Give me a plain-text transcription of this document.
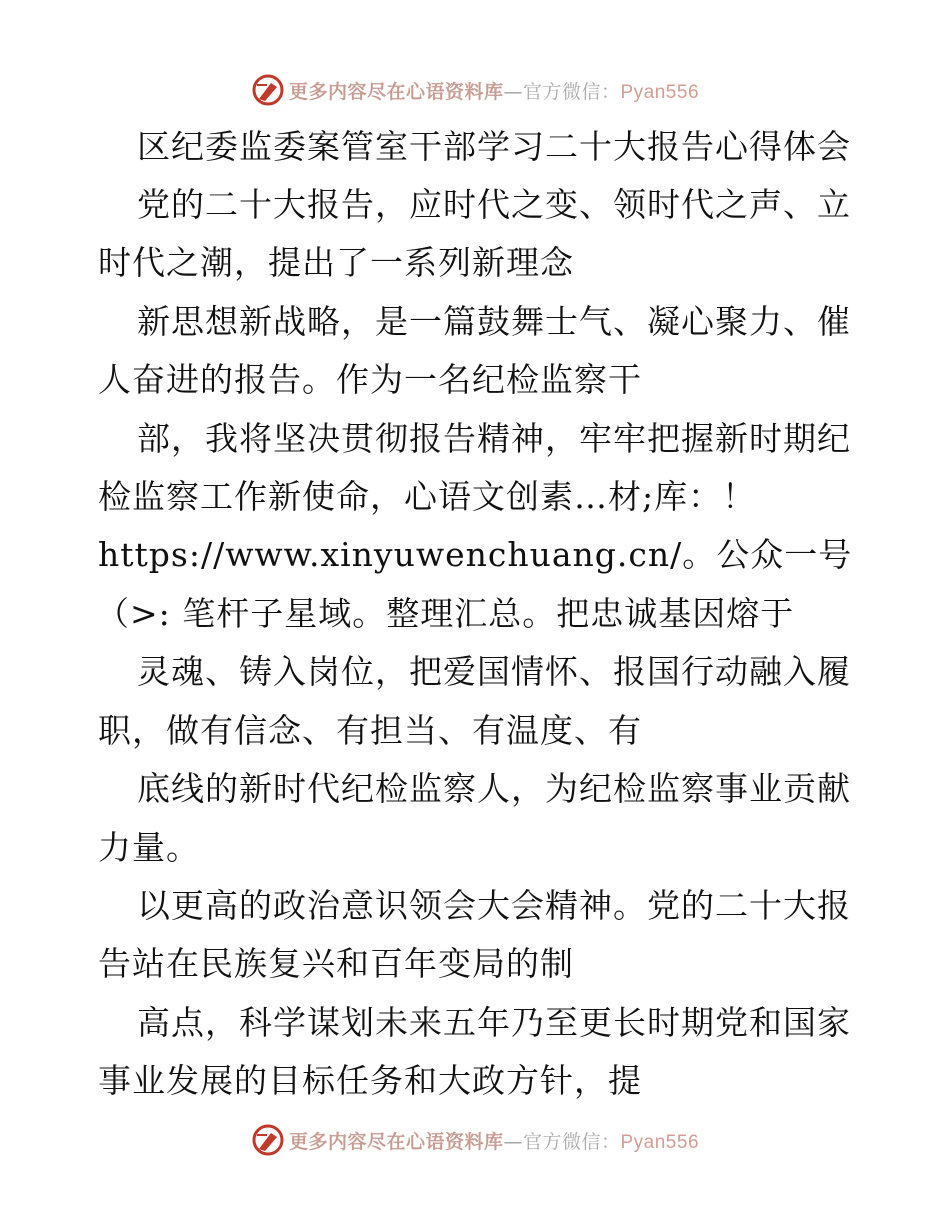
更多内容尽在心语资料库—官方微信：Pyan556
区纪委监委案管室干部学习二十大报告心得体会
党的二十大报告，应时代之变、领时代之声、立
时代之潮，提出了一系列新理念
新思想新战略，是一篇鼓舞士气、凝心聚力、催
人奋进的报告。作为一名纪检监察干
部，我将坚决贯彻报告精神，牢牢把握新时期纪
检监察工作新使命，心语文创素…材;库：！
https://www.xinyuwenchuang.cn/。公众一号
（>: 笔杆子星域。整理汇总。把忠诚基因熔于
灵魂、铸入岗位，把爱国情怀、报国行动融入履
职，做有信念、有担当、有温度、有
底线的新时代纪检监察人，为纪检监察事业贡献
力量。
以更高的政治意识领会大会精神。党的二十大报
告站在民族复兴和百年变局的制
高点，科学谋划未来五年乃至更长时期党和国家
事业发展的目标任务和大政方针，提
更多内容尽在心语资料库—官方微信：Pyan556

----------

» **Task objective**
Without the pictures, reproduce every line of the records above exactly.

» **Response to this task**
Give me a plain-text transcription of this document.
更多内容尽在心语资料库—官方微信：Pyan556
区纪委监委案管室干部学习二十大报告心得体会
党的二十大报告，应时代之变、领时代之声、立
时代之潮，提出了一系列新理念
新思想新战略，是一篇鼓舞士气、凝心聚力、催
人奋进的报告。作为一名纪检监察干
部，我将坚决贯彻报告精神，牢牢把握新时期纪
检监察工作新使命，心语文创素…材;库：！
https://www.xinyuwenchuang.cn/。公众一号
（>: 笔杆子星域。整理汇总。把忠诚基因熔于
灵魂、铸入岗位，把爱国情怀、报国行动融入履
职，做有信念、有担当、有温度、有
底线的新时代纪检监察人，为纪检监察事业贡献
力量。
以更高的政治意识领会大会精神。党的二十大报
告站在民族复兴和百年变局的制
高点，科学谋划未来五年乃至更长时期党和国家
事业发展的目标任务和大政方针，提
更多内容尽在心语资料库—官方微信：Pyan556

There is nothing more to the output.